What the task requires: Transcribe each line of the records below exactly, excluding any embedded images.

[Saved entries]
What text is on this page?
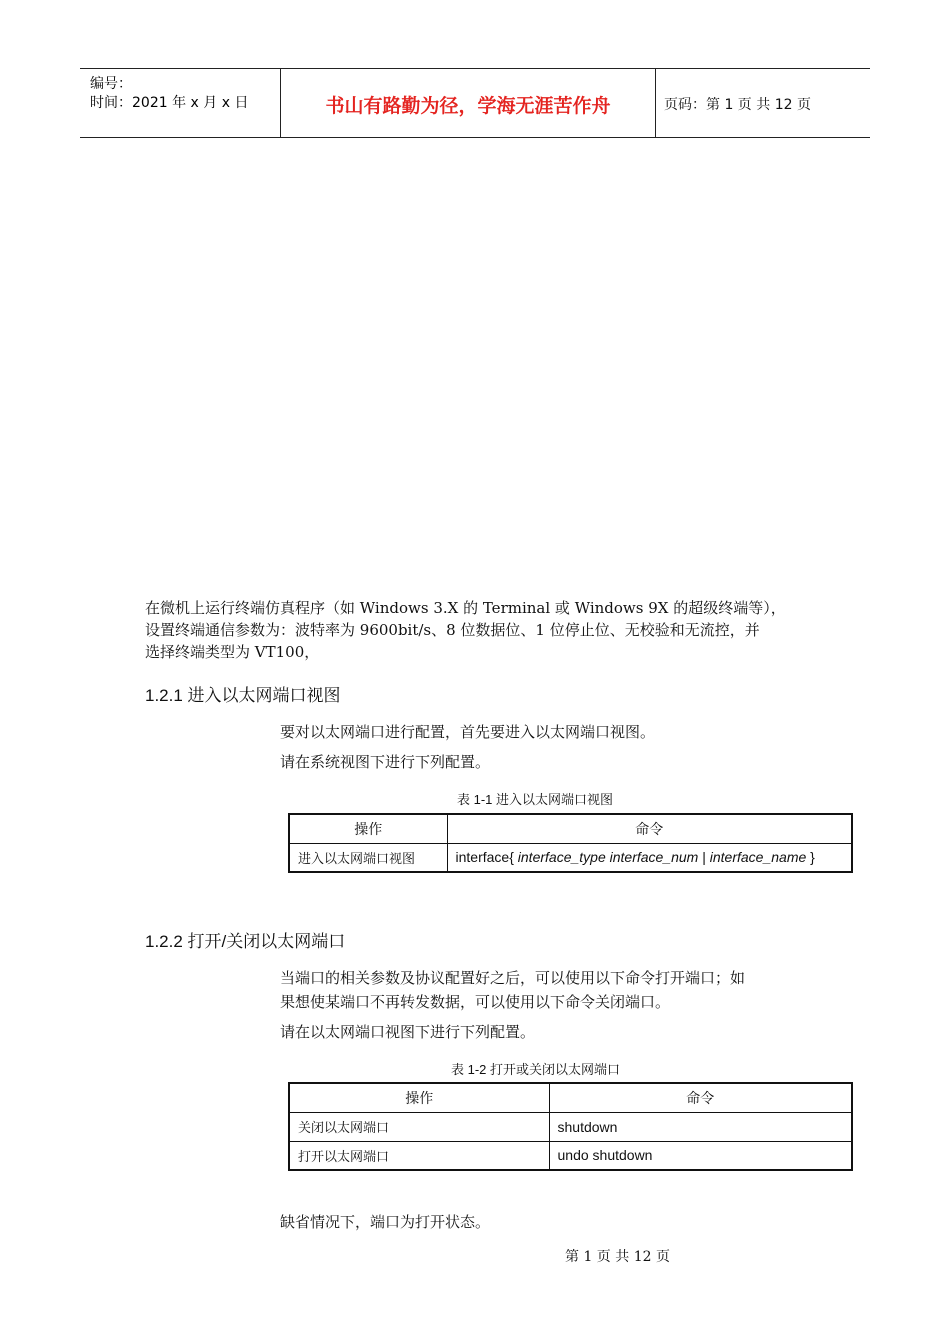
编号：
时间：2021 年 x 月 x 日	书山有路勤为径，学海无涯苦作舟	页码：第 1 页 共 12 页
在微机上运行终端仿真程序（如 Windows 3.X 的 Terminal 或 Windows 9X 的超级终端等），
设置终端通信参数为：波特率为 9600bit/s、8 位数据位、1 位停止位、无校验和无流控，并
选择终端类型为 VT100，
1.2.1 进入以太网端口视图
要对以太网端口进行配置，首先要进入以太网端口视图。
请在系统视图下进行下列配置。
表 1-1 进入以太网端口视图
操作	命令
进入以太网端口视图	interface{ interface_type interface_num | interface_name }
1.2.2 打开/关闭以太网端口
当端口的相关参数及协议配置好之后，可以使用以下命令打开端口；如
果想使某端口不再转发数据，可以使用以下命令关闭端口。
请在以太网端口视图下进行下列配置。
表 1-2 打开或关闭以太网端口
操作	命令
关闭以太网端口	shutdown
打开以太网端口	undo shutdown
缺省情况下，端口为打开状态。
第 1 页 共 12 页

Result for this task:
What text is on this page?
编号：
时间：2021 年 x 月 x 日	书山有路勤为径，学海无涯苦作舟	页码：第 1 页 共 12 页
在微机上运行终端仿真程序（如 Windows 3.X 的 Terminal 或 Windows 9X 的超级终端等），
设置终端通信参数为：波特率为 9600bit/s、8 位数据位、1 位停止位、无校验和无流控，并
选择终端类型为 VT100，
1.2.1 进入以太网端口视图
要对以太网端口进行配置，首先要进入以太网端口视图。
请在系统视图下进行下列配置。
表 1-1 进入以太网端口视图
操作	命令
进入以太网端口视图	interface{ interface_type interface_num | interface_name }
1.2.2 打开/关闭以太网端口
当端口的相关参数及协议配置好之后，可以使用以下命令打开端口；如
果想使某端口不再转发数据，可以使用以下命令关闭端口。
请在以太网端口视图下进行下列配置。
表 1-2 打开或关闭以太网端口
操作	命令
关闭以太网端口	shutdown
打开以太网端口	undo shutdown
缺省情况下，端口为打开状态。
第 1 页 共 12 页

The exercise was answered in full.